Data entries
——————————

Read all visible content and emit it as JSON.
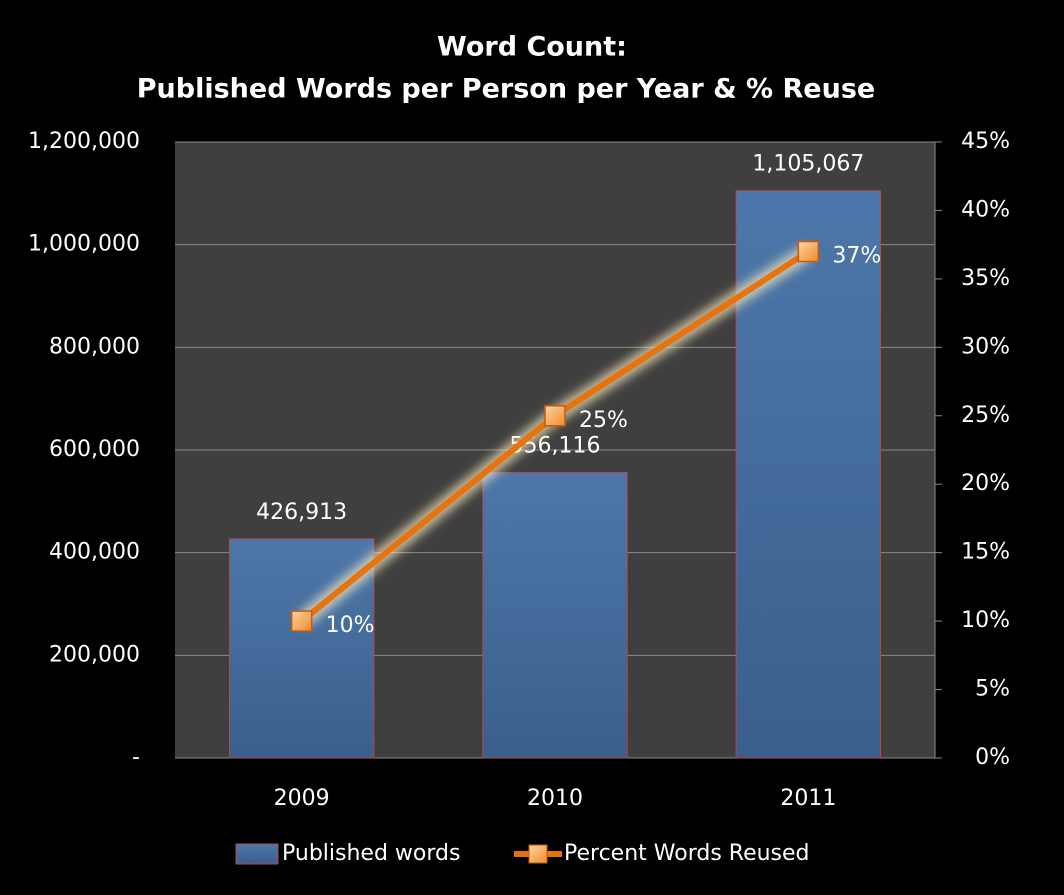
{
  "chart_data": {
    "type": "bar",
    "title": [
      "Word Count:",
      "Published Words per Person per Year & % Reuse"
    ],
    "categories": [
      "2009",
      "2010",
      "2011"
    ],
    "series": [
      {
        "name": "Published words",
        "color": "#3f6797",
        "values": [
          426913,
          556116,
          1105067
        ],
        "value_labels": [
          "426,913",
          "556,116",
          "1,105,067"
        ]
      },
      {
        "name": "Percent Words Reused",
        "type": "line",
        "axis": "y2",
        "color": "#e8720c",
        "values": [
          10,
          25,
          37
        ],
        "value_labels": [
          "10%",
          "25%",
          "37%"
        ]
      }
    ],
    "ylim": [
      0,
      1200000
    ],
    "yticks": [
      {
        "value": 0,
        "label": "-"
      },
      {
        "value": 200000,
        "label": "200,000"
      },
      {
        "value": 400000,
        "label": "400,000"
      },
      {
        "value": 600000,
        "label": "600,000"
      },
      {
        "value": 800000,
        "label": "800,000"
      },
      {
        "value": 1000000,
        "label": "1,000,000"
      },
      {
        "value": 1200000,
        "label": "1,200,000"
      }
    ],
    "y2lim": [
      0,
      45
    ],
    "y2ticks": [
      {
        "value": 0,
        "label": "0%"
      },
      {
        "value": 5,
        "label": "5%"
      },
      {
        "value": 10,
        "label": "10%"
      },
      {
        "value": 15,
        "label": "15%"
      },
      {
        "value": 20,
        "label": "20%"
      },
      {
        "value": 25,
        "label": "25%"
      },
      {
        "value": 30,
        "label": "30%"
      },
      {
        "value": 35,
        "label": "35%"
      },
      {
        "value": 40,
        "label": "40%"
      },
      {
        "value": 45,
        "label": "45%"
      }
    ],
    "grid": true,
    "legend": "bottom"
  }
}
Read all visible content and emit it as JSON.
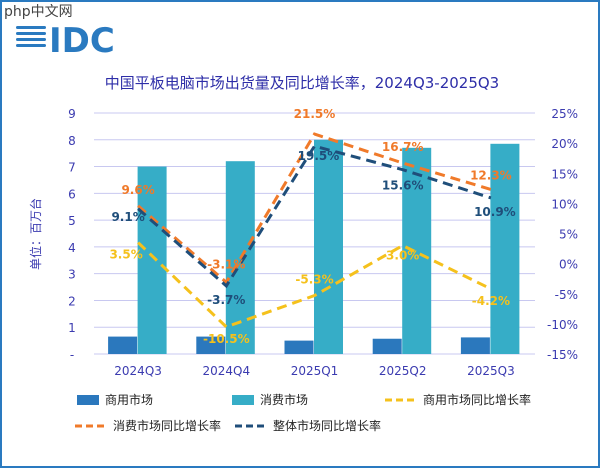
{
  "watermark": "php中文网",
  "logo": "IDC",
  "colors": {
    "commercial": "#2b78bd",
    "consumer": "#36adc7",
    "commercial_yoy": "#f5c11c",
    "consumer_yoy": "#f07a2a",
    "overall_yoy": "#1f4e7a",
    "axis_text": "#3b3bb0",
    "grid": "#c8c8f0"
  },
  "chart_data": {
    "type": "bar",
    "title": "中国平板电脑市场出货量及同比增长率，2024Q3-2025Q3",
    "ylabel": "单位：百万台",
    "categories": [
      "2024Q3",
      "2024Q4",
      "2025Q1",
      "2025Q2",
      "2025Q3"
    ],
    "ylim": [
      0,
      9
    ],
    "yticks": [
      "-",
      "1",
      "2",
      "3",
      "4",
      "5",
      "6",
      "7",
      "8",
      "9"
    ],
    "y2lim": [
      -15,
      25
    ],
    "y2ticks": [
      "-15%",
      "-10%",
      "-5%",
      "0%",
      "5%",
      "10%",
      "15%",
      "20%",
      "25%"
    ],
    "grid": true,
    "legend_position": "bottom",
    "bar_series": [
      {
        "name": "商用市场",
        "values": [
          0.65,
          0.65,
          0.5,
          0.57,
          0.62
        ]
      },
      {
        "name": "消费市场",
        "values": [
          7.0,
          7.2,
          8.0,
          7.7,
          7.85
        ]
      }
    ],
    "line_series": [
      {
        "name": "商用市场同比增长率",
        "values": [
          3.5,
          -10.5,
          -5.3,
          3.0,
          -4.2
        ],
        "labels": [
          "3.5%",
          "-10.5%",
          "-5.3%",
          "3.0%",
          "-4.2%"
        ]
      },
      {
        "name": "消费市场同比增长率",
        "values": [
          9.6,
          -3.1,
          21.5,
          16.7,
          12.3
        ],
        "labels": [
          "9.6%",
          "-3.1%",
          "21.5%",
          "16.7%",
          "12.3%"
        ]
      },
      {
        "name": "整体市场同比增长率",
        "values": [
          9.1,
          -3.7,
          19.5,
          15.6,
          10.9
        ],
        "labels": [
          "9.1%",
          "-3.7%",
          "19.5%",
          "15.6%",
          "10.9%"
        ]
      }
    ]
  }
}
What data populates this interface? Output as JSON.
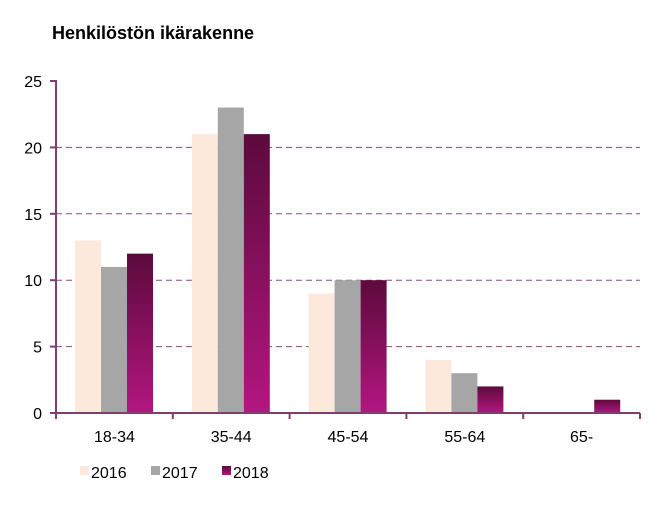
{
  "chart_data": {
    "type": "bar",
    "title": "Henkilöstön ikärakenne",
    "categories": [
      "18-34",
      "35-44",
      "45-54",
      "55-64",
      "65-"
    ],
    "series": [
      {
        "name": "2016",
        "values": [
          13,
          21,
          9,
          4,
          0
        ]
      },
      {
        "name": "2017",
        "values": [
          11,
          23,
          10,
          3,
          0
        ]
      },
      {
        "name": "2018",
        "values": [
          12,
          21,
          10,
          2,
          1
        ]
      }
    ],
    "ylim": [
      0,
      25
    ],
    "yticks": [
      "0",
      "5",
      "10",
      "15",
      "20",
      "25"
    ],
    "grid": "dashed horizontal",
    "legend_position": "bottom",
    "colors": {
      "series_2016": "#fde9dc",
      "series_2017": "#a6a6a6",
      "series_2018_top": "#5c0a3c",
      "series_2018_bottom": "#b31680",
      "axis": "#7f3f6e",
      "grid": "#8c4a7c"
    }
  }
}
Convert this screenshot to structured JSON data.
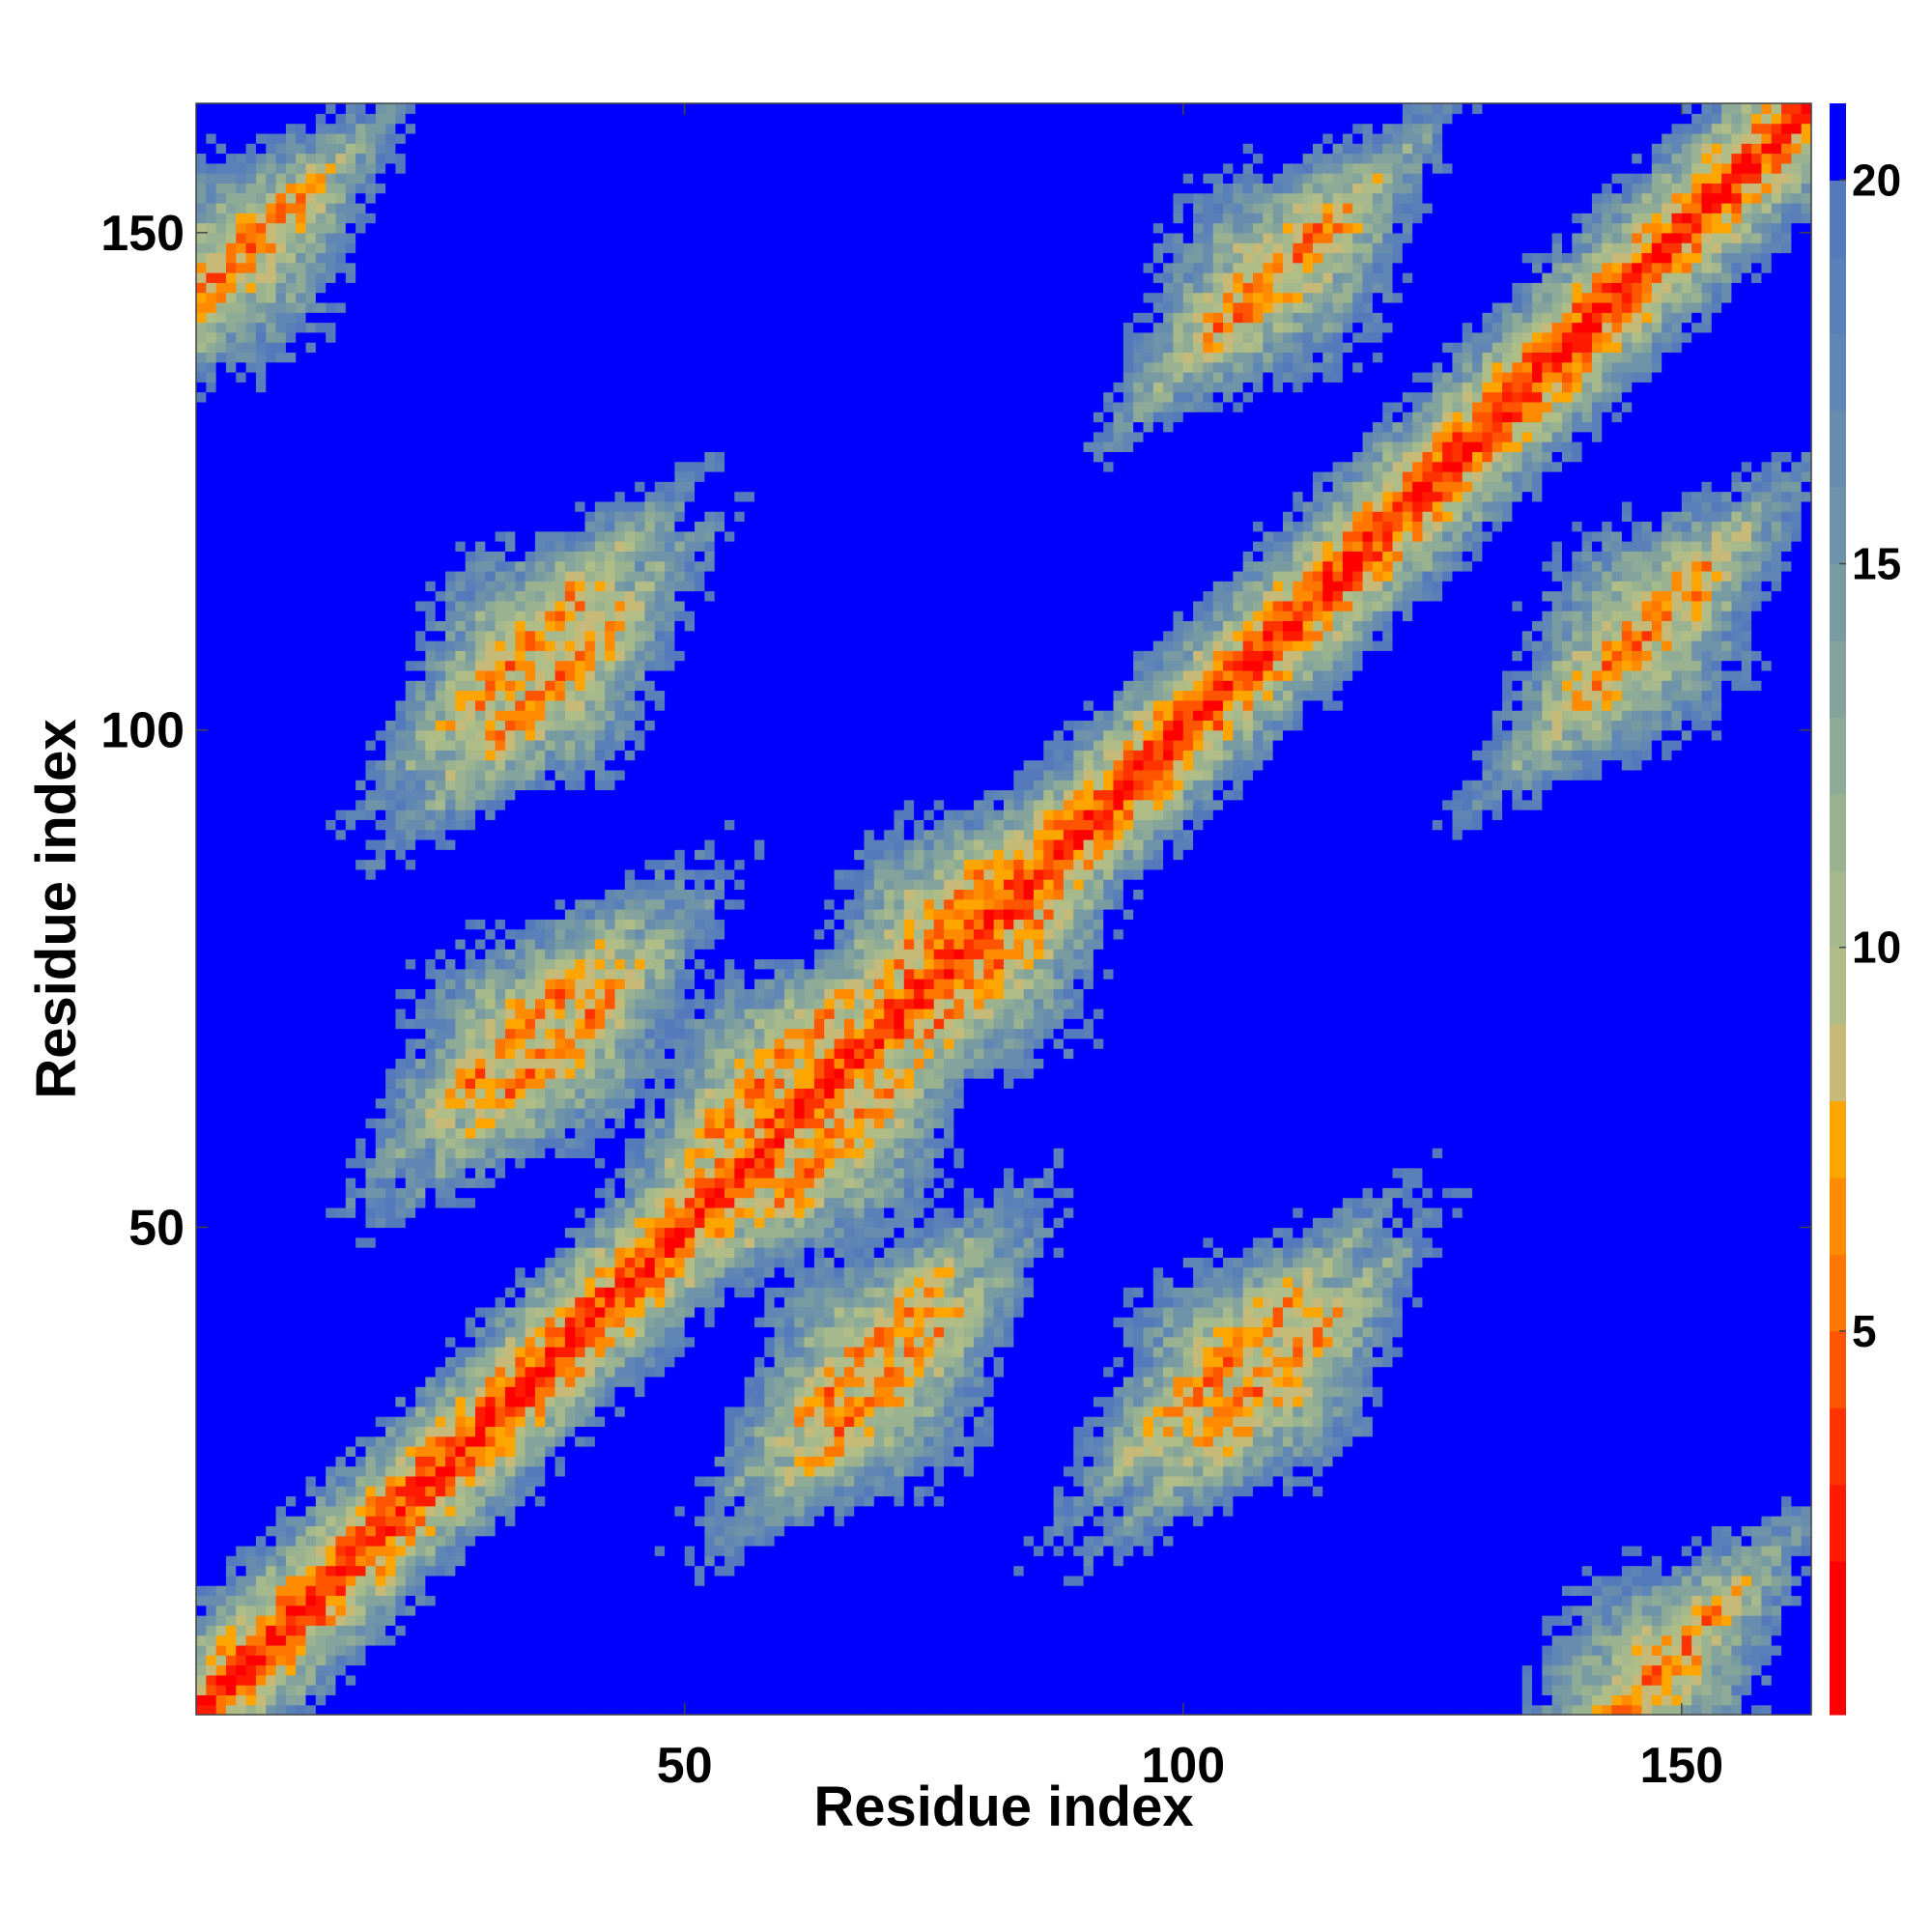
{
  "chart_data": {
    "type": "heatmap",
    "title": "",
    "xlabel": "Residue index",
    "ylabel": "Residue index",
    "n_residues": 162,
    "xlim": [
      1,
      163
    ],
    "ylim": [
      1,
      163
    ],
    "x_ticks": [
      50,
      100,
      150
    ],
    "y_ticks": [
      50,
      100,
      150
    ],
    "x_tick_labels": [
      "50",
      "100",
      "150"
    ],
    "y_tick_labels": [
      "50",
      "100",
      "150"
    ],
    "colorbar": {
      "range": [
        0,
        21
      ],
      "ticks": [
        5,
        10,
        15,
        20
      ],
      "tick_labels": [
        "5",
        "10",
        "15",
        "20"
      ],
      "levels": [
        {
          "max": 2,
          "color": "#ff0000"
        },
        {
          "max": 3,
          "color": "#ff1a00"
        },
        {
          "max": 4,
          "color": "#ff3300"
        },
        {
          "max": 5,
          "color": "#ff5500"
        },
        {
          "max": 6,
          "color": "#ff7700"
        },
        {
          "max": 7,
          "color": "#ff8c00"
        },
        {
          "max": 8,
          "color": "#ffa500"
        },
        {
          "max": 9,
          "color": "#c7b978"
        },
        {
          "max": 10,
          "color": "#b0bd86"
        },
        {
          "max": 11,
          "color": "#a6b98c"
        },
        {
          "max": 12,
          "color": "#9bb290"
        },
        {
          "max": 13,
          "color": "#8eab97"
        },
        {
          "max": 14,
          "color": "#83a39c"
        },
        {
          "max": 15,
          "color": "#789ba2"
        },
        {
          "max": 16,
          "color": "#6f93a8"
        },
        {
          "max": 17,
          "color": "#678cae"
        },
        {
          "max": 18,
          "color": "#5f86b4"
        },
        {
          "max": 19,
          "color": "#5980b8"
        },
        {
          "max": 20,
          "color": "#547abc"
        },
        {
          "max": 21,
          "color": "#0000ff"
        }
      ]
    },
    "description_of_pattern": {
      "diagonal_distance": 2,
      "off_diagonal_contacts": [
        {
          "i": 2,
          "j": 145,
          "distance": 6
        },
        {
          "i": 36,
          "j": 104,
          "distance": 6
        },
        {
          "i": 33,
          "j": 69,
          "distance": 6
        },
        {
          "i": 68,
          "j": 37,
          "distance": 6
        },
        {
          "i": 108,
          "j": 34,
          "distance": 6
        },
        {
          "i": 110,
          "j": 146,
          "distance": 6
        },
        {
          "i": 145,
          "j": 108,
          "distance": 6
        },
        {
          "i": 147,
          "j": 5,
          "distance": 6
        },
        {
          "i": 75,
          "j": 80,
          "distance": 6
        },
        {
          "i": 58,
          "j": 65,
          "distance": 6
        }
      ]
    }
  }
}
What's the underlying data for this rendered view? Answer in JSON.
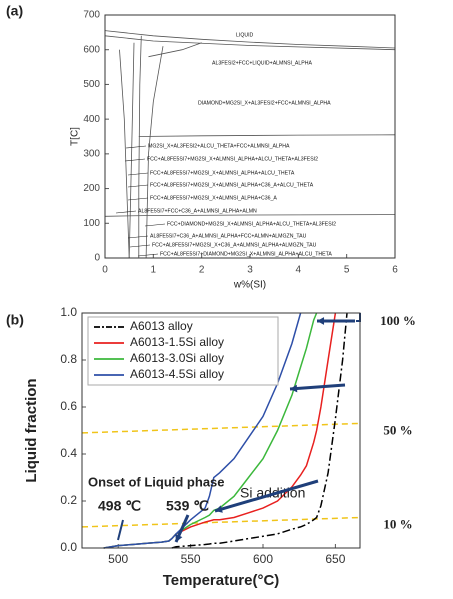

——————————

> **Exercise aim**:
Collect each line of the entries that has the word "this", copying it in full.

> **Result**:
What data populates this interface? Output as JSON.
Convert this screenshot to structured JSON data.
What's the underlying data for this rendered view? Answer in JSON.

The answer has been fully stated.